● **Consigne**: Recopiez à l'identique, s'il vous plaît, le passage de l'article ci-dessous sur Take-Two qui s'ouvre sur les mots contenant « Electronic Arts revient » et se referme sur « planète jeux vidéo. ».

● **Article**:
++++++++++++++++++++
Electronic Arts revient donc à la charge en février 2008, avec une offre plutôt alléchante de rachat d’actions à 25 $, un sacré bond par rapport à la valeur du moment, qui plafonne à 10 $. Les près de 2 milliards de dollars sont poliment – mais fermement – refusés par Zelnick : « nous n’avons pas claqué la porte, on a juste dit que le prix et le timing n’étaient pas bons » confiera le bonhomme à Reuters en 2008. Las, EA ne pourra pas faire taire son principal concurrent sur les simulations de sport, ni mettre la main sur la licence GTA dont le quatrième opus s’apprête à conquérir la planète jeux vidéo.
2K : l’autre fils prodigue
Une partie de la restructuration ordonnée par le nouveau directoire concerne 2K, l’autre label monté quelques années plus tôt par Take-Two suite au rachat du studio Visual Concepts (NBA, NFL, NHL, MLB, WWE) de SEGA. Outre le savoir-faire sportif indéniable de sa nouvelle acquisition, l’éditeur profite de cette entité pour créer trois sous-labels d’édition autonomes : 2K Play pour le casual gaming, 2K Sports pour le sport et 2K Games pour les jeux core gamers. Fort d’un partenariat avec Nickelodeon, le premier label sera chargé d’inonder les consoles, réseaux sociaux et smartphones de contenus grands publics.
++++++++++++++++++++
● **Données sources**:

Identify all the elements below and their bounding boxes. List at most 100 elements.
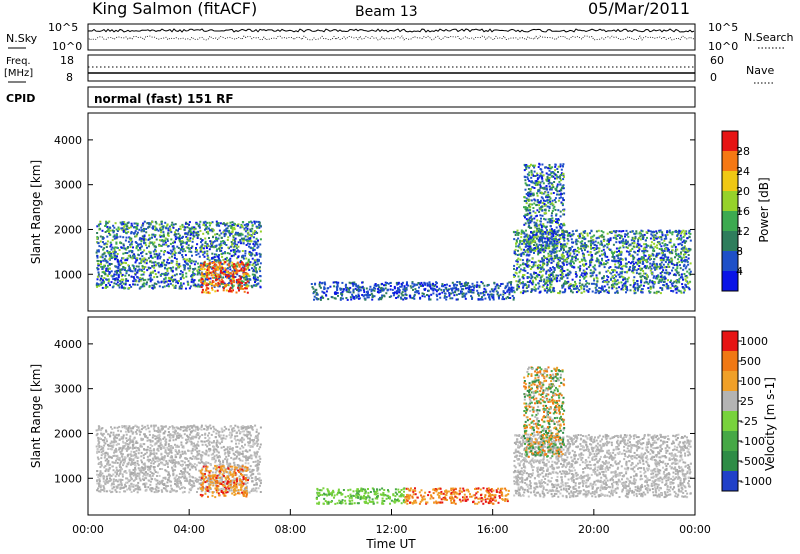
++++++++++++++++++++
● **Réponse complète**:
Electronic Arts revient donc à la charge en février 2008, avec une offre plutôt alléchante de rachat d’actions à 25 $, un sacré bond par rapport à la valeur du moment, qui plafonne à 10 $. Les près de 2 milliards de dollars sont poliment – mais fermement – refusés par Zelnick : « nous n’avons pas claqué la porte, on a juste dit que le prix et le timing n’étaient pas bons » confiera le bonhomme à Reuters en 2008. Las, EA ne pourra pas faire taire son principal concurrent sur les simulations de sport, ni mettre la main sur la licence GTA dont le quatrième opus s’apprête à conquérir la planète jeux vidéo.